# WHAT YOU ARE ASKED TO DO:
Check each line of the material. Copy those containing "определяют".

# PROVIDED INFORMATION:
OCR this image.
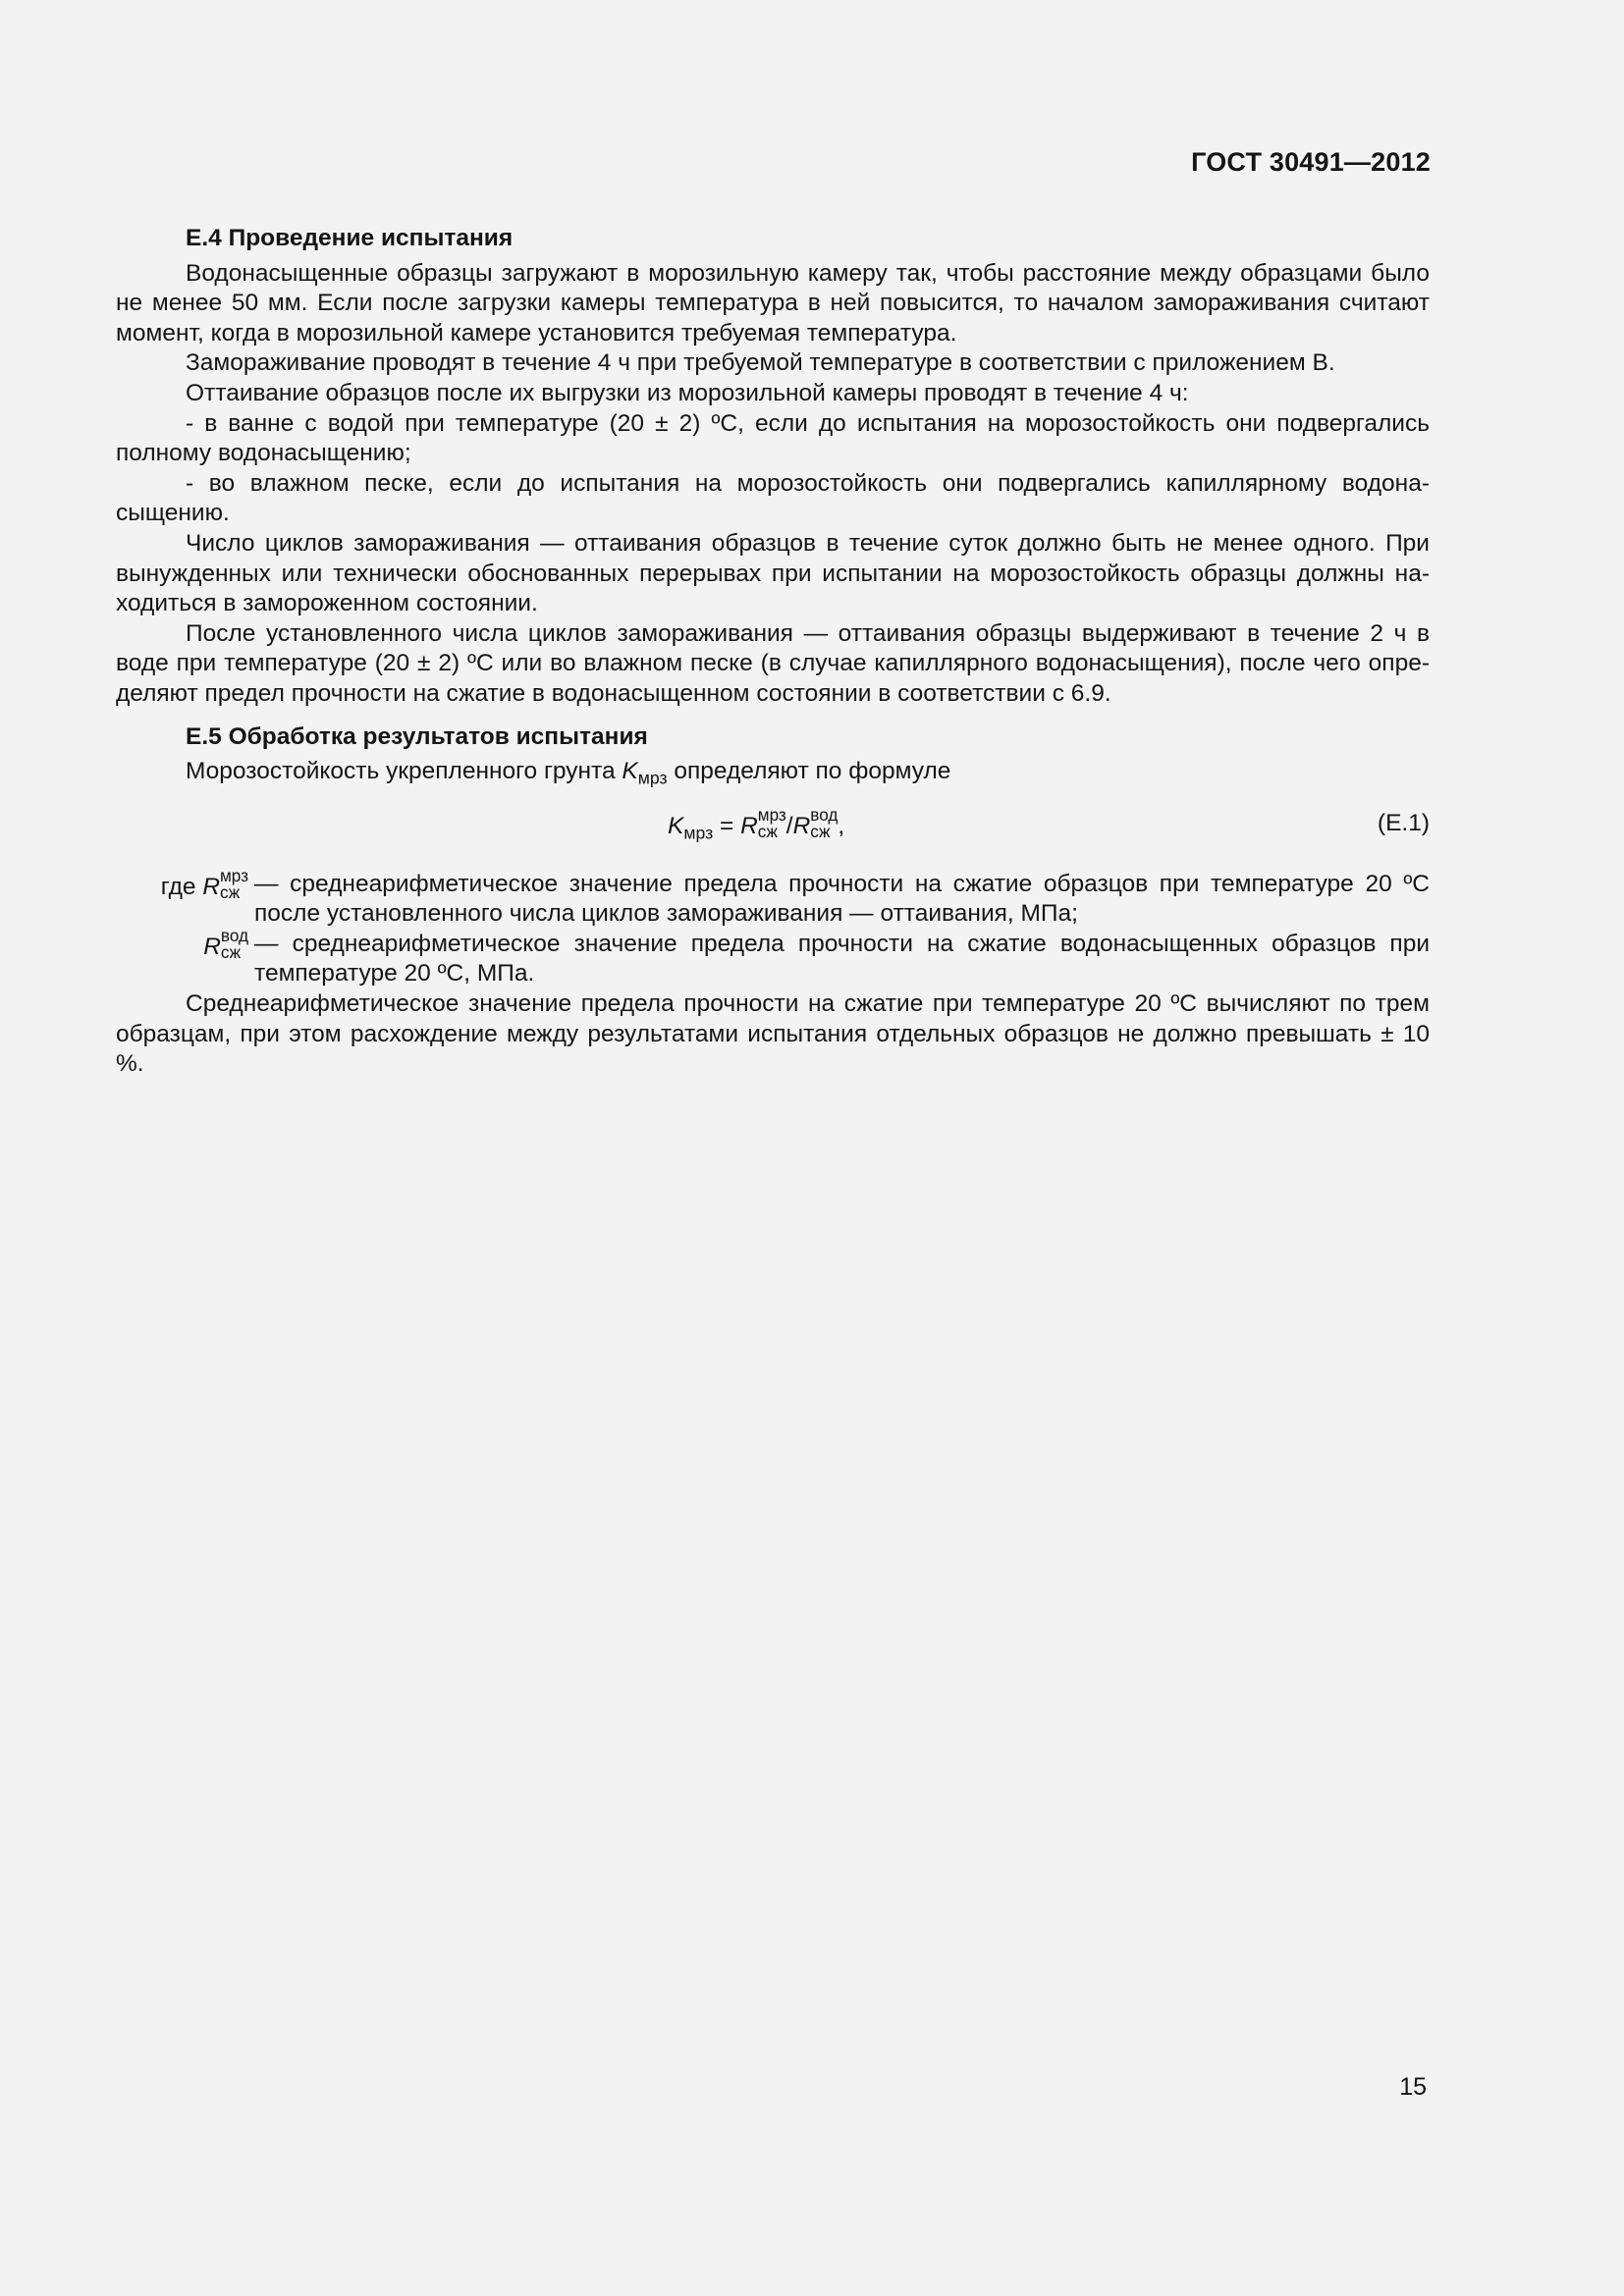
ГОСТ 30491—2012
Е.4 Проведение испытания

Водонасыщенные образцы загружают в морозильную камеру так, чтобы расстояние между образцами было не менее 50 мм. Если после загрузки камеры температура в ней повысится, то началом замораживания считают момент, когда в морозильной камере установится требуемая температура.

Замораживание проводят в течение 4 ч при требуемой температуре в соответствии с приложением В.

Оттаивание образцов после их выгрузки из морозильной камеры проводят в течение 4 ч:

- в ванне с водой при температуре (20 ± 2) ºС, если до испытания на морозостойкость они подвергались полному водонасыщению;

- во влажном песке, если до испытания на морозостойкость они подвергались капиллярному водонасыщению.

Число циклов замораживания — оттаивания образцов в течение суток должно быть не менее одного. При вынужденных или технически обоснованных перерывах при испытании на морозостойкость образцы должны находиться в замороженном состоянии.

После установленного числа циклов замораживания — оттаивания образцы выдерживают в течение 2 ч в воде при температуре (20 ± 2) ºС или во влажном песке (в случае капиллярного водонасыщения), после чего определяют предел прочности на сжатие в водонасыщенном состоянии в соответствии с 6.9.

Е.5 Обработка результатов испытания

Морозостойкость укрепленного грунта $K_{мрз}$ определяют по формуле

$K_{мрз} = R$ мрз
сж /R вод
сж ,	(Е.1)
где R мрз
сж — среднеарифметическое значение предела прочности на сжатие образцов при температуре 20 ºС после установленного числа циклов замораживания — оттаивания, МПа;
R вод
сж — среднеарифметическое значение предела прочности на сжатие водонасыщенных образцов при температуре 20 ºС, МПа.

Среднеарифметическое значение предела прочности на сжатие при температуре 20 ºС вычисляют по трем образцам, при этом расхождение между результатами испытания отдельных образцов не должно превышать ± 10 %.

15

# EXPECTED ANSWER:
После установленного числа циклов замораживания — оттаивания образцы выдерживают в течение 2 ч в воде при температуре (20 ± 2) ºС или во влажном песке (в случае капиллярного водонасыщения), после чего определяют предел прочности на сжатие в водонасыщенном состоянии в соответствии с 6.9.
Морозостойкость укрепленного грунта $K_{мрз}$ определяют по формуле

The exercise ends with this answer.